Written instruction:
Without the images, print all the entries below exactly as given.

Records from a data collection
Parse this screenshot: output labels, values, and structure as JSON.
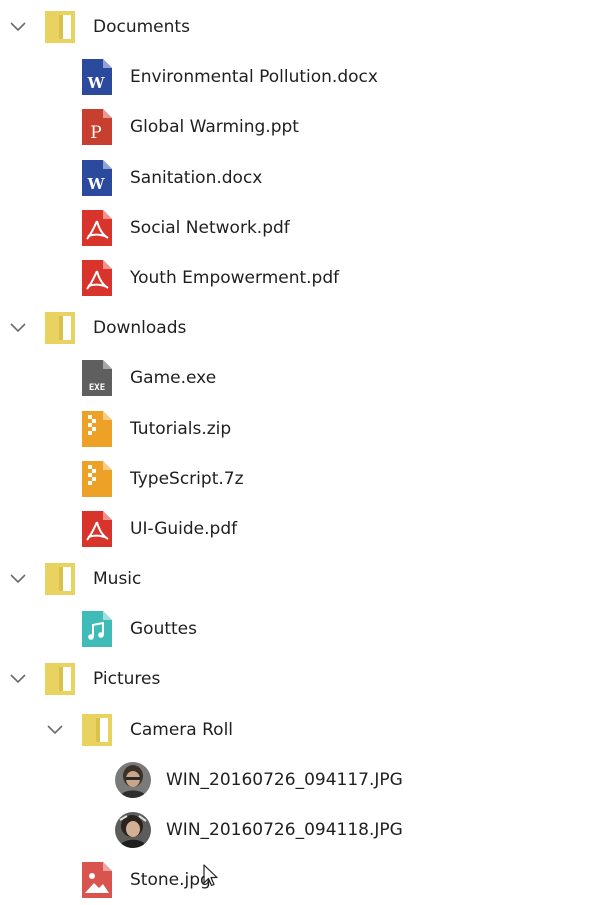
{
  "tree": {
    "folders": [
      {
        "name": "Documents",
        "expanded": true,
        "children": [
          {
            "name": "Environmental Pollution.docx",
            "icon": "word-doc-icon"
          },
          {
            "name": "Global Warming.ppt",
            "icon": "powerpoint-icon"
          },
          {
            "name": "Sanitation.docx",
            "icon": "word-doc-icon"
          },
          {
            "name": "Social Network.pdf",
            "icon": "pdf-icon"
          },
          {
            "name": "Youth Empowerment.pdf",
            "icon": "pdf-icon"
          }
        ]
      },
      {
        "name": "Downloads",
        "expanded": true,
        "children": [
          {
            "name": "Game.exe",
            "icon": "exe-icon"
          },
          {
            "name": "Tutorials.zip",
            "icon": "zip-icon"
          },
          {
            "name": "TypeScript.7z",
            "icon": "zip-icon"
          },
          {
            "name": "UI-Guide.pdf",
            "icon": "pdf-icon"
          }
        ]
      },
      {
        "name": "Music",
        "expanded": true,
        "children": [
          {
            "name": "Gouttes",
            "icon": "music-icon"
          }
        ]
      },
      {
        "name": "Pictures",
        "expanded": true,
        "children": [
          {
            "name": "Camera Roll",
            "expanded": true,
            "children": [
              {
                "name": "WIN_20160726_094117.JPG",
                "icon": "photo-thumbnail-icon"
              },
              {
                "name": "WIN_20160726_094118.JPG",
                "icon": "photo-thumbnail-icon"
              }
            ]
          },
          {
            "name": "Stone.jpg",
            "icon": "image-icon"
          }
        ]
      }
    ]
  },
  "colors": {
    "folder": "#e8d361",
    "folder_dark": "#d9c24a",
    "word": "#2b4a9e",
    "powerpoint": "#c7402f",
    "pdf": "#d9342b",
    "exe": "#5f5f5f",
    "zip": "#eea127",
    "music": "#3fbcb7",
    "image": "#d9534f",
    "chevron": "#6b6b6b"
  }
}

Response to this exercise:
Parse this screenshot: output labels, values, and structure as JSON.
{
  "tree": {
    "folders": [
      {
        "name": "Documents",
        "expanded": true,
        "children": [
          {
            "name": "Environmental Pollution.docx",
            "icon": "word-doc-icon"
          },
          {
            "name": "Global Warming.ppt",
            "icon": "powerpoint-icon"
          },
          {
            "name": "Sanitation.docx",
            "icon": "word-doc-icon"
          },
          {
            "name": "Social Network.pdf",
            "icon": "pdf-icon"
          },
          {
            "name": "Youth Empowerment.pdf",
            "icon": "pdf-icon"
          }
        ]
      },
      {
        "name": "Downloads",
        "expanded": true,
        "children": [
          {
            "name": "Game.exe",
            "icon": "exe-icon"
          },
          {
            "name": "Tutorials.zip",
            "icon": "zip-icon"
          },
          {
            "name": "TypeScript.7z",
            "icon": "zip-icon"
          },
          {
            "name": "UI-Guide.pdf",
            "icon": "pdf-icon"
          }
        ]
      },
      {
        "name": "Music",
        "expanded": true,
        "children": [
          {
            "name": "Gouttes",
            "icon": "music-icon"
          }
        ]
      },
      {
        "name": "Pictures",
        "expanded": true,
        "children": [
          {
            "name": "Camera Roll",
            "expanded": true,
            "children": [
              {
                "name": "WIN_20160726_094117.JPG",
                "icon": "photo-thumbnail-icon"
              },
              {
                "name": "WIN_20160726_094118.JPG",
                "icon": "photo-thumbnail-icon"
              }
            ]
          },
          {
            "name": "Stone.jpg",
            "icon": "image-icon"
          }
        ]
      }
    ]
  },
  "colors": {
    "folder": "#e8d361",
    "folder_dark": "#d9c24a",
    "word": "#2b4a9e",
    "powerpoint": "#c7402f",
    "pdf": "#d9342b",
    "exe": "#5f5f5f",
    "zip": "#eea127",
    "music": "#3fbcb7",
    "image": "#d9534f",
    "chevron": "#6b6b6b"
  }
}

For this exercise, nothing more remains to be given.